Chart and figure data
____

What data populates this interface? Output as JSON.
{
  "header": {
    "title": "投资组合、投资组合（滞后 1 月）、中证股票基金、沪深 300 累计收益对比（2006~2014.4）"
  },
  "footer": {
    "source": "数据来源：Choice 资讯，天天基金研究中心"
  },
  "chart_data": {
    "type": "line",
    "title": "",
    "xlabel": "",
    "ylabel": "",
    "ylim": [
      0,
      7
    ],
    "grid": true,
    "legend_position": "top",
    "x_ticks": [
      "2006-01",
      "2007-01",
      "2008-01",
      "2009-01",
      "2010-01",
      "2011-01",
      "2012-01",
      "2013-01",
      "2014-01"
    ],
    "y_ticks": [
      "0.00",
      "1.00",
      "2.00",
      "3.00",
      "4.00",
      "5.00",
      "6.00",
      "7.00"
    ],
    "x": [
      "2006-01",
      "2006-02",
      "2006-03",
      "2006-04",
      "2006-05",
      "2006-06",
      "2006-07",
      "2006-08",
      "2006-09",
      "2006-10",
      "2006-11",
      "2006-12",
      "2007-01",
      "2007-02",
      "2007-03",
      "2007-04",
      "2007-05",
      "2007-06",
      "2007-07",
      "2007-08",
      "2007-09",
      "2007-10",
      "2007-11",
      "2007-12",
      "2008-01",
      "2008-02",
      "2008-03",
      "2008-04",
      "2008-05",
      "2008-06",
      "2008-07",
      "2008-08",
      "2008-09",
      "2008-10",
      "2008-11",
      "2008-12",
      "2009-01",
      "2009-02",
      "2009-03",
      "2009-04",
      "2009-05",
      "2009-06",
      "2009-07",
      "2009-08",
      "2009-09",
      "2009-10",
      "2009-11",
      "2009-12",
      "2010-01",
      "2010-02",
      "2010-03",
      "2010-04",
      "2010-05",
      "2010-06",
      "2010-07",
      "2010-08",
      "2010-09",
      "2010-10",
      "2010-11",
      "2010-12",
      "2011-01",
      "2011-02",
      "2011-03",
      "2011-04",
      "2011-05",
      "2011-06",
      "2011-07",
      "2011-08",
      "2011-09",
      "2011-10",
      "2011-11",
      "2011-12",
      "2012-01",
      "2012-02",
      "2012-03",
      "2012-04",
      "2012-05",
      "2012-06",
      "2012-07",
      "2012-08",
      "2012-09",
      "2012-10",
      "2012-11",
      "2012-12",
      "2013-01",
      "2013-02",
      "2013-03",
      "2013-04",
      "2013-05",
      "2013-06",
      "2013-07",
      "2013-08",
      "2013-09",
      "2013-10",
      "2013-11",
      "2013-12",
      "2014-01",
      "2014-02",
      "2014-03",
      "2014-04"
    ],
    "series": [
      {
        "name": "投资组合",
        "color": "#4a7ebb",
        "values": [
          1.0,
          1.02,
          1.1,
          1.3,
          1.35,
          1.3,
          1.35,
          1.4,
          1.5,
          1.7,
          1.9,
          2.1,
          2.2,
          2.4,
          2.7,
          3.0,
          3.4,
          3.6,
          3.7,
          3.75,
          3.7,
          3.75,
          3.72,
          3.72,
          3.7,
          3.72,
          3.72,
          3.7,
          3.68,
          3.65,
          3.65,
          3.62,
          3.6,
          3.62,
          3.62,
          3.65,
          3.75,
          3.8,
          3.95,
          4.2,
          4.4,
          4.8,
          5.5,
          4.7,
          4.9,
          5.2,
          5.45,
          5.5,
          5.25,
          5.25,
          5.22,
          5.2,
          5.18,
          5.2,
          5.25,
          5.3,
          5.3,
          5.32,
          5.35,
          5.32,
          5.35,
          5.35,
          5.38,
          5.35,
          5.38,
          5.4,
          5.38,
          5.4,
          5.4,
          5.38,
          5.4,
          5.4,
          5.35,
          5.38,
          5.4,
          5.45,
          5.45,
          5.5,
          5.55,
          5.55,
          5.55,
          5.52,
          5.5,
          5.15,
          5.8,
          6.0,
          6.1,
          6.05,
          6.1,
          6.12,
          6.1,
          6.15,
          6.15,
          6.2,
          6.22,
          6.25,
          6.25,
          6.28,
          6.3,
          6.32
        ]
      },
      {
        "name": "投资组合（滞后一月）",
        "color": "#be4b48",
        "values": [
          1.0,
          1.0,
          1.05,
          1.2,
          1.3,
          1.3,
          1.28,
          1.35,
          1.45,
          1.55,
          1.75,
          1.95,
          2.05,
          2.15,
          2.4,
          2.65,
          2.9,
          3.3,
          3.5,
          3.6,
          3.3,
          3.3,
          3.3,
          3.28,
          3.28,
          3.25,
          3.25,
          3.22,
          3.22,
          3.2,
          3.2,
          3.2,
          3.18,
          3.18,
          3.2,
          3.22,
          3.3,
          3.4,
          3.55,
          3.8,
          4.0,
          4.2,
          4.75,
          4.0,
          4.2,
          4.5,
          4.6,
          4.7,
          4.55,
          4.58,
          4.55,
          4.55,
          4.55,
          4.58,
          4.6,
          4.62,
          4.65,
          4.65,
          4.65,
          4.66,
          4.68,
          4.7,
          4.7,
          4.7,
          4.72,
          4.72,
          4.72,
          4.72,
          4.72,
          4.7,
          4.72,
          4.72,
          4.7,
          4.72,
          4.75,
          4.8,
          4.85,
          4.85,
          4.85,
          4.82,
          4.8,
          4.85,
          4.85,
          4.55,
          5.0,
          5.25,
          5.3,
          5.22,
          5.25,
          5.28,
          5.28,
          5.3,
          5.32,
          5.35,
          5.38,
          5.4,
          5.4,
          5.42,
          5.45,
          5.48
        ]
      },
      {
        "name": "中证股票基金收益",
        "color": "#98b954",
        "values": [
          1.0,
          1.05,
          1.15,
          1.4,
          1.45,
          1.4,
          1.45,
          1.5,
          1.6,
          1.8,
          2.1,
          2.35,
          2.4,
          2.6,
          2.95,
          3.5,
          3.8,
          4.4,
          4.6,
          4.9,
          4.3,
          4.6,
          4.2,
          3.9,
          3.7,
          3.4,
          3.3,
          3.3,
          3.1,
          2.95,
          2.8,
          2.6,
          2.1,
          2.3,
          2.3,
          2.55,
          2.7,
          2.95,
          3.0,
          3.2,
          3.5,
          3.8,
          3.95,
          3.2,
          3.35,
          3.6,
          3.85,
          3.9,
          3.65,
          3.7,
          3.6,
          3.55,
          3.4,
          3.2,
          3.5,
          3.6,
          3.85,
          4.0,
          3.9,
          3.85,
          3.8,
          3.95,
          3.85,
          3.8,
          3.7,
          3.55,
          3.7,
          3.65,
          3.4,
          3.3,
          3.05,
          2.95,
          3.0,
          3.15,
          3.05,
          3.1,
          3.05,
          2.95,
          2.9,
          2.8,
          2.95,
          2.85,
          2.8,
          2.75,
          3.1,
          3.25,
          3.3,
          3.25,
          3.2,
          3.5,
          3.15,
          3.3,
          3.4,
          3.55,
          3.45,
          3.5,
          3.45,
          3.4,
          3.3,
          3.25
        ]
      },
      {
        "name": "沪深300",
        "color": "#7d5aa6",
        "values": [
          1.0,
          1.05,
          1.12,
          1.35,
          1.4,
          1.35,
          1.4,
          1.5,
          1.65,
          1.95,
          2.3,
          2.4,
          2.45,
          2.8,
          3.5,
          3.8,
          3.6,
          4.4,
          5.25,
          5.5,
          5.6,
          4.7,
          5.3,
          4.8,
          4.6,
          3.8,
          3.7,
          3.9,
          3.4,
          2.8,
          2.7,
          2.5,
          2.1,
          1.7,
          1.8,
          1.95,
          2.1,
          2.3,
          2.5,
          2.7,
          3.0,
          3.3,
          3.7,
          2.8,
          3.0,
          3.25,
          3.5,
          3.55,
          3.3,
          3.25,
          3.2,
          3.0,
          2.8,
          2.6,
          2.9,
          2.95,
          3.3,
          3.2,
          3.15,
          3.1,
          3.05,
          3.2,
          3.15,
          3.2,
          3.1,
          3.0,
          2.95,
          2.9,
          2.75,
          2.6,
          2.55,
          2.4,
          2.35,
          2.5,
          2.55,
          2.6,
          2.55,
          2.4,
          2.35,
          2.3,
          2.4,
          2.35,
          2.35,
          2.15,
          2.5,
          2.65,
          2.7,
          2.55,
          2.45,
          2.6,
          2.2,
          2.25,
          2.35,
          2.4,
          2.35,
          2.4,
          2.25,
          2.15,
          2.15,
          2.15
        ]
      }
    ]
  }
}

____

WHAT YOU WILL DO ::
Filter the records above for "title" and copy every matching line.

TASK OUTPUT ::
    "title": "投资组合、投资组合（滞后 1 月）、中证股票基金、沪深 300 累计收益对比（2006~2014.4）"
    "title": "",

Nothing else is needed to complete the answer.